Start

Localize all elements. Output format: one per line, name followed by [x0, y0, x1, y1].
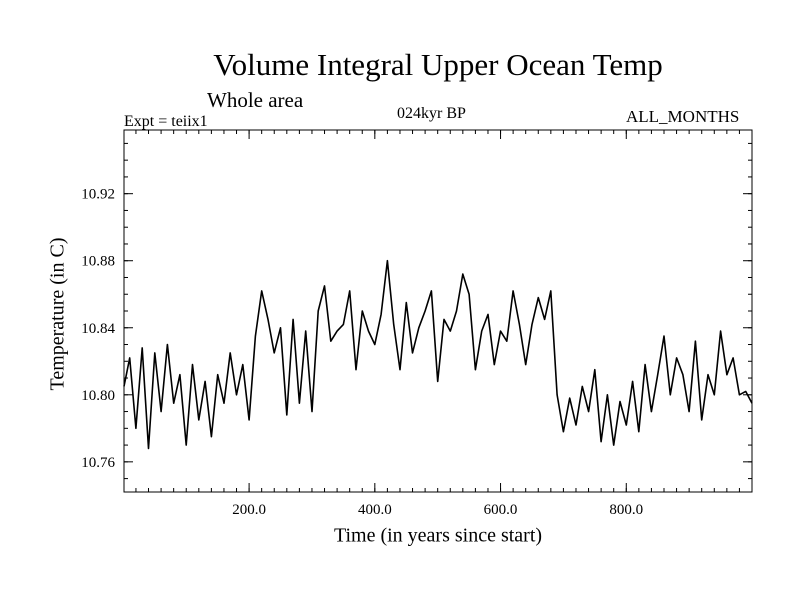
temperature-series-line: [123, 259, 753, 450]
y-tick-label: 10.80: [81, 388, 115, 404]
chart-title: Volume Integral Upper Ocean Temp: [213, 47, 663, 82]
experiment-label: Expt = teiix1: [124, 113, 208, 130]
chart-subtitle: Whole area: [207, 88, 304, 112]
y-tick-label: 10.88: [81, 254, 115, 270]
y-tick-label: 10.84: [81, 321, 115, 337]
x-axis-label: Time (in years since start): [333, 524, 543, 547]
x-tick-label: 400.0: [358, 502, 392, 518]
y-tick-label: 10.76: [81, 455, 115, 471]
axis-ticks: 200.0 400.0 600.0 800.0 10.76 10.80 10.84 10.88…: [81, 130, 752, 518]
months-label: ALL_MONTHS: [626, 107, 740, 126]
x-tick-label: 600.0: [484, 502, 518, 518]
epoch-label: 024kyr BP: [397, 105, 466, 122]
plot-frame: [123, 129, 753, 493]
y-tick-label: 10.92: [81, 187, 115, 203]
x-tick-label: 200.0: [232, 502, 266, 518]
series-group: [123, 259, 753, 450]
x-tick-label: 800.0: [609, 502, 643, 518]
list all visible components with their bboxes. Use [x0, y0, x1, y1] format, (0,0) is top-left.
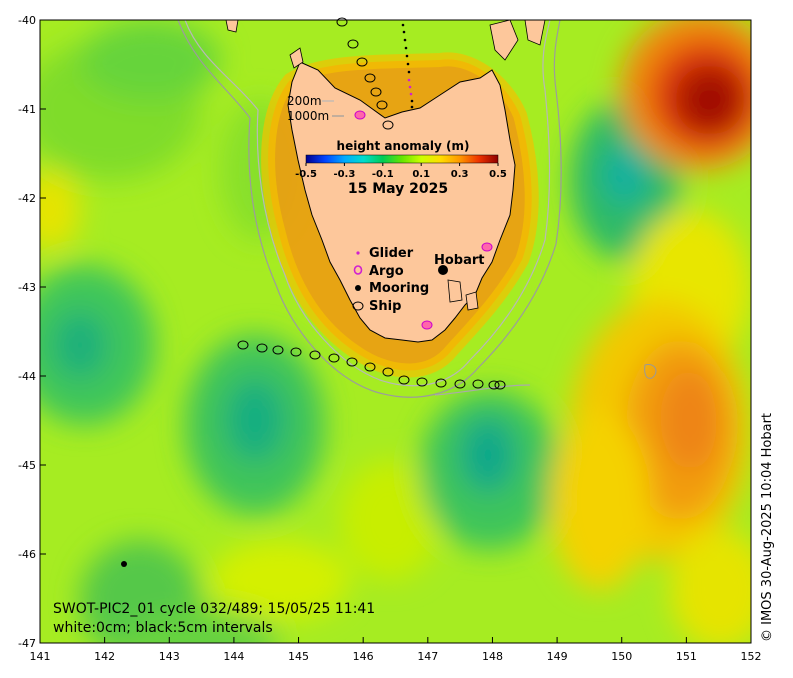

End
Start

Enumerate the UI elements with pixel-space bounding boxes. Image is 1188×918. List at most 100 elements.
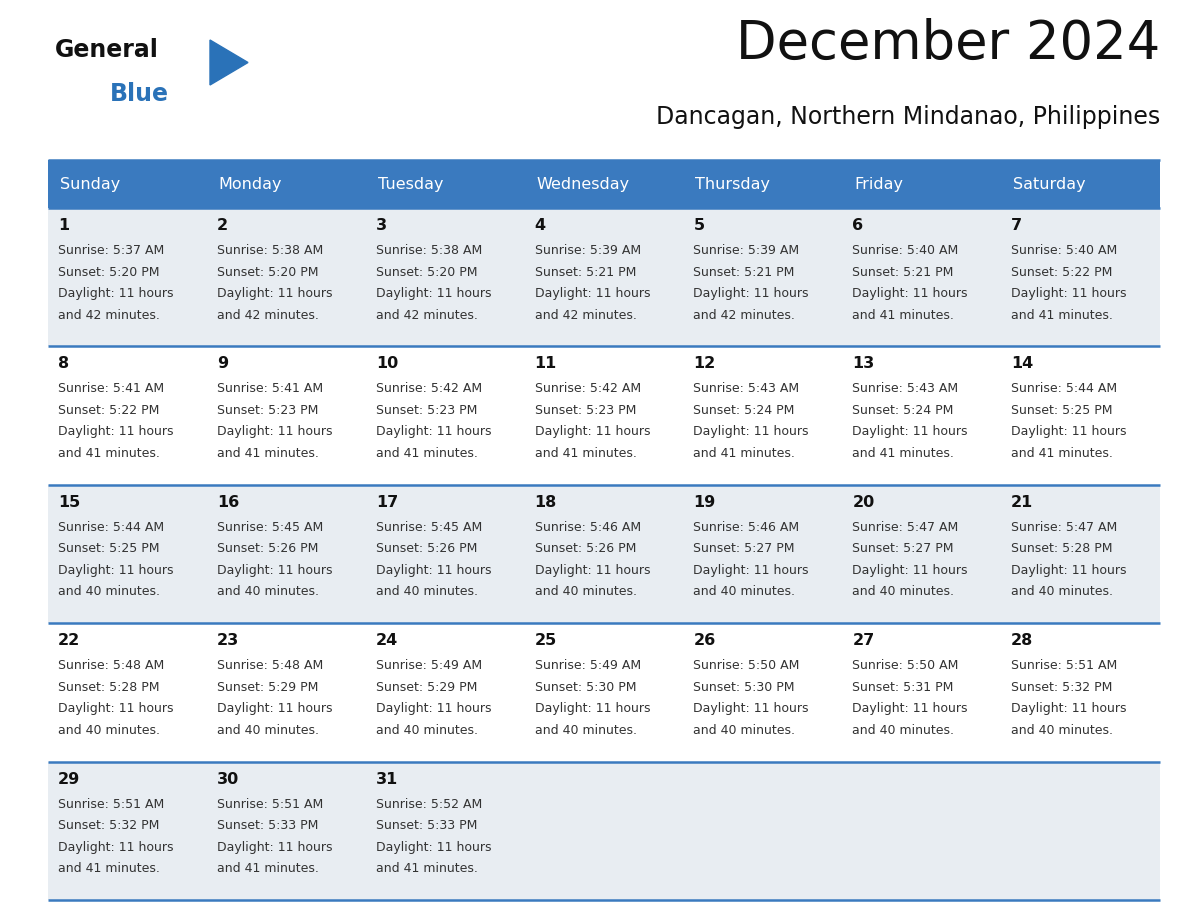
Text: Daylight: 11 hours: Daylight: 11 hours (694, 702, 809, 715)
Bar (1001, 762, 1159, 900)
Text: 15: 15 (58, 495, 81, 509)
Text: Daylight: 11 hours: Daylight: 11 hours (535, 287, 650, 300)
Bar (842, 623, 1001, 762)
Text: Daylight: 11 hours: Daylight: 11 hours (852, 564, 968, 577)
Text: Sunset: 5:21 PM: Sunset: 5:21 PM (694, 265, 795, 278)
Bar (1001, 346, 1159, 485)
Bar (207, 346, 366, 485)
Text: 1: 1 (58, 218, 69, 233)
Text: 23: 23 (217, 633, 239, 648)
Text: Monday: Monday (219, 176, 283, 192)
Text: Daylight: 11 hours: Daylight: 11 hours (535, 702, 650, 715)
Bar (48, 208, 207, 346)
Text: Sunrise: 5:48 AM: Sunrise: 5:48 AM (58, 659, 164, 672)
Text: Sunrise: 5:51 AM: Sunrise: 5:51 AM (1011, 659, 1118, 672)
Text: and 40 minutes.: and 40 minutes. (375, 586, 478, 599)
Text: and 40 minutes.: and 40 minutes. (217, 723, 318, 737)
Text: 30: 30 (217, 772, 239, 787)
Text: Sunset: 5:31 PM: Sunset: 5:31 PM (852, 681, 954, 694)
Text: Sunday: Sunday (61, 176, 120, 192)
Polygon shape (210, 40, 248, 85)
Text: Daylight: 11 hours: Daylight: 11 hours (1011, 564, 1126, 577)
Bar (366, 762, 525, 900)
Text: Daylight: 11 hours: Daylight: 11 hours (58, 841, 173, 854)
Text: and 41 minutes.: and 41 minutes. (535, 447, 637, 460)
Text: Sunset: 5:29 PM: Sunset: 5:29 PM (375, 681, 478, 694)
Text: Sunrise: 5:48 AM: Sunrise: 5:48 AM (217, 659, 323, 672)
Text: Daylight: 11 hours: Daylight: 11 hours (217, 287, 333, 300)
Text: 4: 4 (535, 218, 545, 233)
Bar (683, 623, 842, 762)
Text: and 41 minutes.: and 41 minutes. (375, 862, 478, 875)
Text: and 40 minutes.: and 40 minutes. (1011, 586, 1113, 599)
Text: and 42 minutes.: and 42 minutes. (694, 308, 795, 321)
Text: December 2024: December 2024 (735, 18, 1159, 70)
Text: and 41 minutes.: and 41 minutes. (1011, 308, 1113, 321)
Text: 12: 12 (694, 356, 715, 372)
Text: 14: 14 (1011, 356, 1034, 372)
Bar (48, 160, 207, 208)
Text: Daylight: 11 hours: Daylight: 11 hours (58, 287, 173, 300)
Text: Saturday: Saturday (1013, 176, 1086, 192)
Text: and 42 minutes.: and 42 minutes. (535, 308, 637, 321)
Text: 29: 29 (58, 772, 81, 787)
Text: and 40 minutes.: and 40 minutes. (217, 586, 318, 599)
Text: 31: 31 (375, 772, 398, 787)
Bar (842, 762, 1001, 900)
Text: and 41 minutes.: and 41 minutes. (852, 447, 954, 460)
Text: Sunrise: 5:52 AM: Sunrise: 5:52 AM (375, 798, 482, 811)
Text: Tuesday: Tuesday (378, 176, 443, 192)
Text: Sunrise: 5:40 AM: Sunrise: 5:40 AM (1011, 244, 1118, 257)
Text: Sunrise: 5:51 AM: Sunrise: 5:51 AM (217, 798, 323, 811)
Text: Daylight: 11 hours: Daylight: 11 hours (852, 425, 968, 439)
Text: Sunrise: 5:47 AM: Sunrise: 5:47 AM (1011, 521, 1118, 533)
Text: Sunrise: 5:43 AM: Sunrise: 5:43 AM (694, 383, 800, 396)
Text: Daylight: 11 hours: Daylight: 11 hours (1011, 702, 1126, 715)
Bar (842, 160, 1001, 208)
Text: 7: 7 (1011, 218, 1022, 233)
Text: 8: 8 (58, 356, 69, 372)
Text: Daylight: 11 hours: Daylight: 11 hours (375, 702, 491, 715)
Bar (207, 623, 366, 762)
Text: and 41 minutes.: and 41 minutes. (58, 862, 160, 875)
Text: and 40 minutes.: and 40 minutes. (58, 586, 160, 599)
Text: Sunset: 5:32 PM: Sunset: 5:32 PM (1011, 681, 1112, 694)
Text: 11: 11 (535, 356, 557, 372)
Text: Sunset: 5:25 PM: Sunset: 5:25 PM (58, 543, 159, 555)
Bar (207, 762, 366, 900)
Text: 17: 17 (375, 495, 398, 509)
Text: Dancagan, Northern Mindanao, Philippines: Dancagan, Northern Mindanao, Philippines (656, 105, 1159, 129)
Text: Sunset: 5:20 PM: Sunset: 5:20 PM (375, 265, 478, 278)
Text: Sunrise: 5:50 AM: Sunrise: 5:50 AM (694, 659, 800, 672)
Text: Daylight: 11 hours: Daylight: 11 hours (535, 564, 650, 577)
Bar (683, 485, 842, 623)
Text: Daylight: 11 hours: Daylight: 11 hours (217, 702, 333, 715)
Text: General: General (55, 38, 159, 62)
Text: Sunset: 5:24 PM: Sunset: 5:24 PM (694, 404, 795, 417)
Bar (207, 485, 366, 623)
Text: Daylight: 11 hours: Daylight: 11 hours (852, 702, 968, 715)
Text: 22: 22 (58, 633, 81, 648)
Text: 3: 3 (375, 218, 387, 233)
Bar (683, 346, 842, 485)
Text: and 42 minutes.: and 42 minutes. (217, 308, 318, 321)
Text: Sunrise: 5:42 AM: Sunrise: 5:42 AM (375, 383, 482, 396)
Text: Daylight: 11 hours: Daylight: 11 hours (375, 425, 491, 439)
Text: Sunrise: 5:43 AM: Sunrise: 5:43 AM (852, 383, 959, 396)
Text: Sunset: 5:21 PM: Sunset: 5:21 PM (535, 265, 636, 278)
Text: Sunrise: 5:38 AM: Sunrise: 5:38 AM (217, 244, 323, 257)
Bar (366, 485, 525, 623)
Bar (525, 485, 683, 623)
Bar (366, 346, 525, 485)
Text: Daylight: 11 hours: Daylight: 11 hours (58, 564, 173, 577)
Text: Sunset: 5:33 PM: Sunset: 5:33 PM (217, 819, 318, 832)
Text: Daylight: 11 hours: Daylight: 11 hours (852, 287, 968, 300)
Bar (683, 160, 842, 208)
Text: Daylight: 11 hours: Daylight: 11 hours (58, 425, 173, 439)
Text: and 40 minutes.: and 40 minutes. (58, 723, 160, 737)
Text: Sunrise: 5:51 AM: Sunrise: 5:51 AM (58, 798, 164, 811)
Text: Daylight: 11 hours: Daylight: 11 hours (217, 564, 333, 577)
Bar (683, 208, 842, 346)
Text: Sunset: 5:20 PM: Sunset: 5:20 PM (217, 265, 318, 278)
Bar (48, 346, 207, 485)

End

Required work ::
Express the material starting at the line containing "Enumerate the UI" and ending at the line containing "Text: Sunset: 5:21 PM: Sunset: 5:21 PM (694, 265, 795, 278)" as a CSV with the columns input and output, giving each input and its answer one row, with each value in a single quoted field and line breaks changed to spaces. Leave the picture out.

Task output ::
input,output
"Enumerate the UI elements with pixel-space bounding boxes. Image is 1188×918. List at most 100 elements.","Text: Daylight: 11 hours: Daylight: 11 hours (694, 702, 809, 715) Bar (1001, 762, 1159, 900) Text: 15: 15 (58, 495, 81, 509) Text: Daylight: 11 hours: Daylight: 11 hours (535, 287, 650, 300) Bar (842, 623, 1001, 762) Text: Daylight: 11 hours: Daylight: 11 hours (852, 564, 968, 577) Text: Sunset: 5:21 PM: Sunset: 5:21 PM (694, 265, 795, 278)"